* [SET TASK]: Report how many lines contain "Admin"; state the number and nothing else.

##### DATA ENTRIES #####

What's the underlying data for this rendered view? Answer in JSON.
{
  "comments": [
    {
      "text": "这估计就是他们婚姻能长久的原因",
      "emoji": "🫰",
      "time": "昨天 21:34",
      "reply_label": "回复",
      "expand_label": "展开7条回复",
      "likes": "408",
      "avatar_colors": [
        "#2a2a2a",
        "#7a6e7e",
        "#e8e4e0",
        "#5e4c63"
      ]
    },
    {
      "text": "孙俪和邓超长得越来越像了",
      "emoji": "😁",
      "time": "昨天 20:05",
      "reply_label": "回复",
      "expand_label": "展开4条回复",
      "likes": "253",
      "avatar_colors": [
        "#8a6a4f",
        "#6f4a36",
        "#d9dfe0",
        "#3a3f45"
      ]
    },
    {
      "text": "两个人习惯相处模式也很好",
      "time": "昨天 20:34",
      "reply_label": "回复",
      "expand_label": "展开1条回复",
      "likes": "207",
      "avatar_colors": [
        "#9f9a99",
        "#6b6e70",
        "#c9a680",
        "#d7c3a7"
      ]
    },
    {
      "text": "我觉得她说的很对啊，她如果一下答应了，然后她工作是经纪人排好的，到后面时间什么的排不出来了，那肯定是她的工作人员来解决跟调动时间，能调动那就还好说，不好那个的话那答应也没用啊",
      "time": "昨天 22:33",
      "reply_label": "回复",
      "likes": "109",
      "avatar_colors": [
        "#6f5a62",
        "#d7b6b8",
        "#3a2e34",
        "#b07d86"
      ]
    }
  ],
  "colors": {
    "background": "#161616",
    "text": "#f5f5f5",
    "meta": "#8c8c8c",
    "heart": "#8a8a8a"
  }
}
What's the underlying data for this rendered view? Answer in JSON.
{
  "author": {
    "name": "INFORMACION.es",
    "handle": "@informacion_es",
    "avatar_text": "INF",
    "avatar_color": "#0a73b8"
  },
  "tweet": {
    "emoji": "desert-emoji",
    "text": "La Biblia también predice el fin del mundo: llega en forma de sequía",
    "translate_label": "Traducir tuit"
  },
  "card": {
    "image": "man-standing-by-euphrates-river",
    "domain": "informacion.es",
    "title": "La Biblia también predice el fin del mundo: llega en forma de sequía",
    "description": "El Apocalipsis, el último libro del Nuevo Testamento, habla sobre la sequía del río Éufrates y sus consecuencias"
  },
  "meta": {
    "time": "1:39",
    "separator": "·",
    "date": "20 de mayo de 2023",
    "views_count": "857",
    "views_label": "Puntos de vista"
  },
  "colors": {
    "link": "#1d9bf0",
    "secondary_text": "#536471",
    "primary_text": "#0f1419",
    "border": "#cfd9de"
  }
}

#####
##### DATA ENTRIES #####

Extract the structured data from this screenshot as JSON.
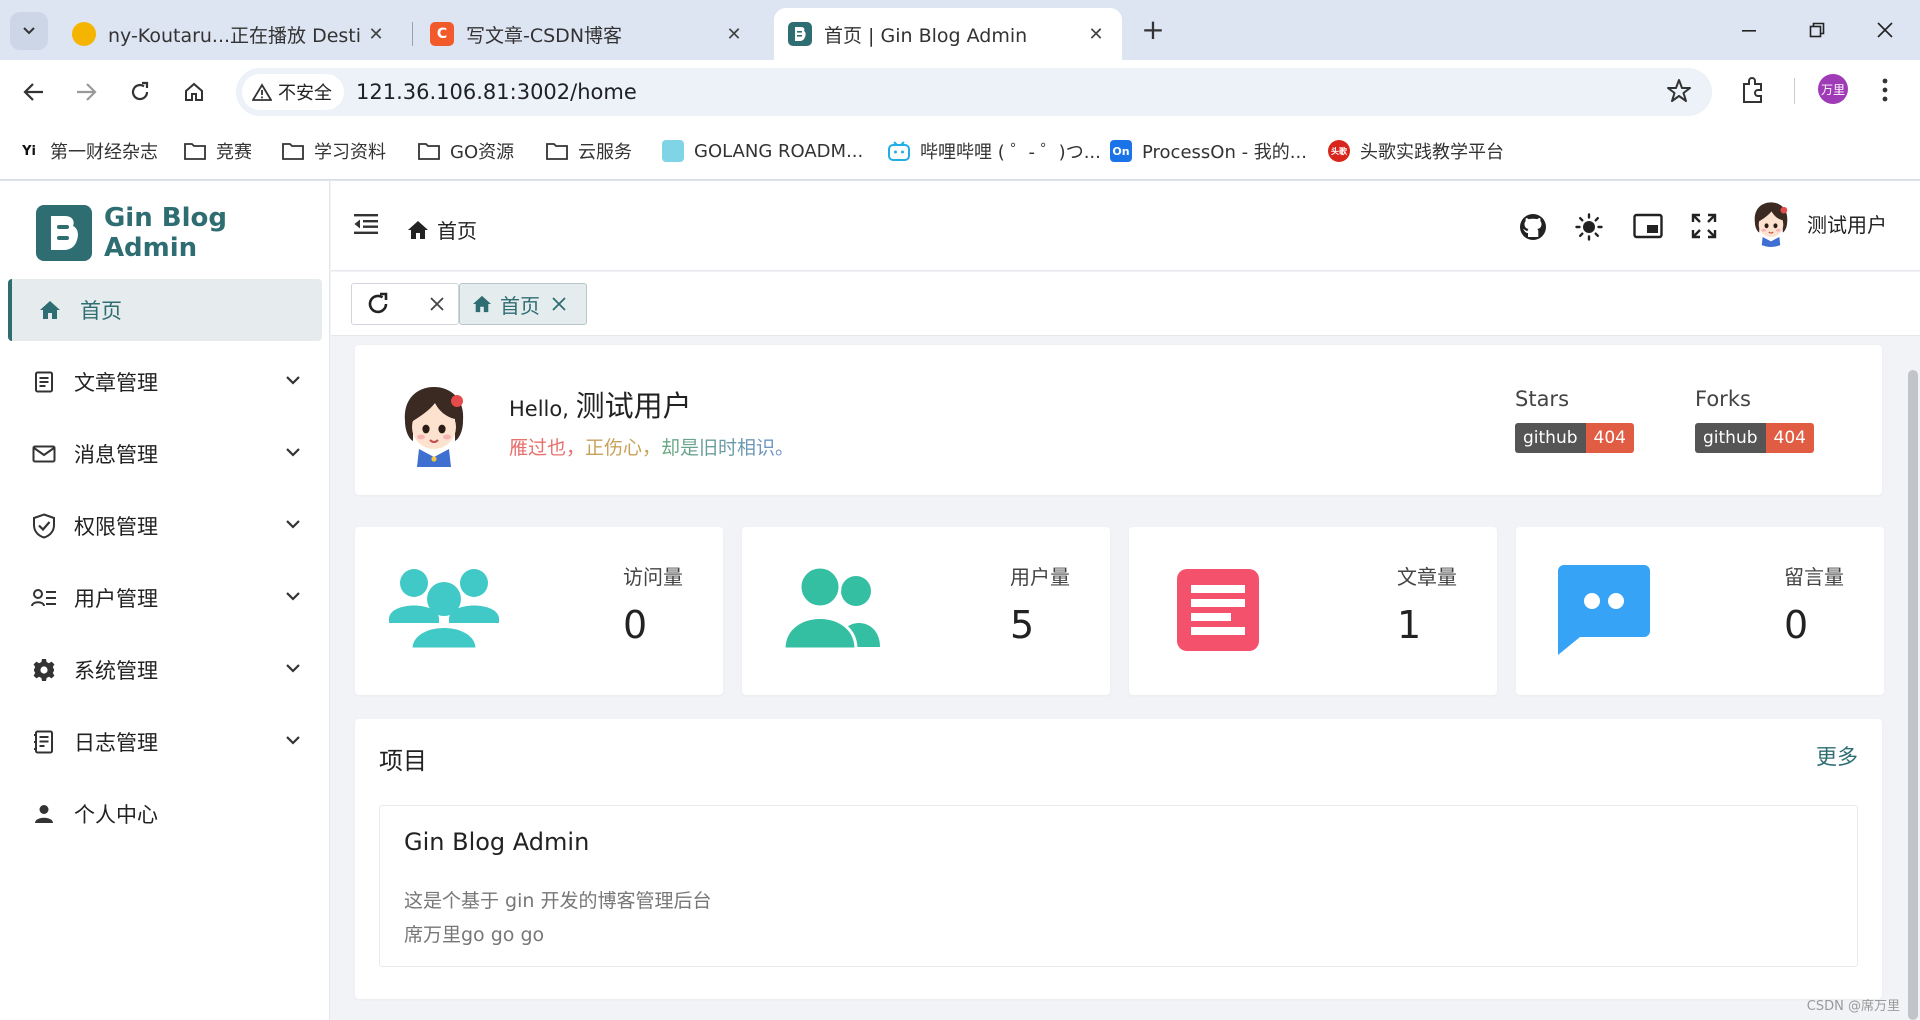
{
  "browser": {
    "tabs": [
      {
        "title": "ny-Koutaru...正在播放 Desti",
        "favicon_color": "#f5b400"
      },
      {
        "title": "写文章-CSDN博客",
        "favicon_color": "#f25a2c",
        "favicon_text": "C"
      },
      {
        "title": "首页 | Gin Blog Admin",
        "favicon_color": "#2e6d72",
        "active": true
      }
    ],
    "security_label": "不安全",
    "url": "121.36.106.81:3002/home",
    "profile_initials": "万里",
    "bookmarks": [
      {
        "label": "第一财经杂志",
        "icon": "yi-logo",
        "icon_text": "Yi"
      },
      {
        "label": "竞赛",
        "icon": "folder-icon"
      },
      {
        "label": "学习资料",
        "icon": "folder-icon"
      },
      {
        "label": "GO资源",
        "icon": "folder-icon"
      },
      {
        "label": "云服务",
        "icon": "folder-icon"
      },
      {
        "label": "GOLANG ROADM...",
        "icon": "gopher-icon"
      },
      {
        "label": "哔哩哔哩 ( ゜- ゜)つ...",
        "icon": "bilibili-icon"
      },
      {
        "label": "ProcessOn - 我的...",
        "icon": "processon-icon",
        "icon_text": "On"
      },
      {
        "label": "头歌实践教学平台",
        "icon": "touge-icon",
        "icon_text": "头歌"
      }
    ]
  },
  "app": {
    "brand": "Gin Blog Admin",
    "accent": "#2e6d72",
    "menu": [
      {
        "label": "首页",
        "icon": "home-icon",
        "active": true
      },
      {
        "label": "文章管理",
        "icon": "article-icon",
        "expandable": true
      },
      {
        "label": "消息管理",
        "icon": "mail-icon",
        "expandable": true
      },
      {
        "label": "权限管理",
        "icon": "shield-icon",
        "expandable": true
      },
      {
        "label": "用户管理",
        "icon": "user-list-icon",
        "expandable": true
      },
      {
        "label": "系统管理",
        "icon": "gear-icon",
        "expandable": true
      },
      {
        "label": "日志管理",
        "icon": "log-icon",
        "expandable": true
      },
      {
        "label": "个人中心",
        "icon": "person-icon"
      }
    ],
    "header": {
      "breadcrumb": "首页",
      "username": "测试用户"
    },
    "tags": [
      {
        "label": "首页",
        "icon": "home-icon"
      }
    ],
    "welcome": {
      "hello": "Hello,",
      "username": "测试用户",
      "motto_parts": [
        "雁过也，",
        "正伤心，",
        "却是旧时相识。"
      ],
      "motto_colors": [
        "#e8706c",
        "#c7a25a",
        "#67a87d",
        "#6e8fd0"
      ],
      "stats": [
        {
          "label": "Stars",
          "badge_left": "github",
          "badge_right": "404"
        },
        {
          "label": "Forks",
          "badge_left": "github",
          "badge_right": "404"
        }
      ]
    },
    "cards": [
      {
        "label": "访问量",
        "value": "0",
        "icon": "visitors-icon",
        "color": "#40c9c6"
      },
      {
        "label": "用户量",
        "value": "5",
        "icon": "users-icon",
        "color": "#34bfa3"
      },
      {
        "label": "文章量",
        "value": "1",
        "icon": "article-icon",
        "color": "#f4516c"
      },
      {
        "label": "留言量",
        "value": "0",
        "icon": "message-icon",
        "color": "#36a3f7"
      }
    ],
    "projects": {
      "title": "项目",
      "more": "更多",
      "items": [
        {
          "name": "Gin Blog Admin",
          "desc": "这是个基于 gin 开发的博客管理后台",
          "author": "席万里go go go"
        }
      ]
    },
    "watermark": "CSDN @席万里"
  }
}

#####

* [EXERCISE RESPONSE]: 3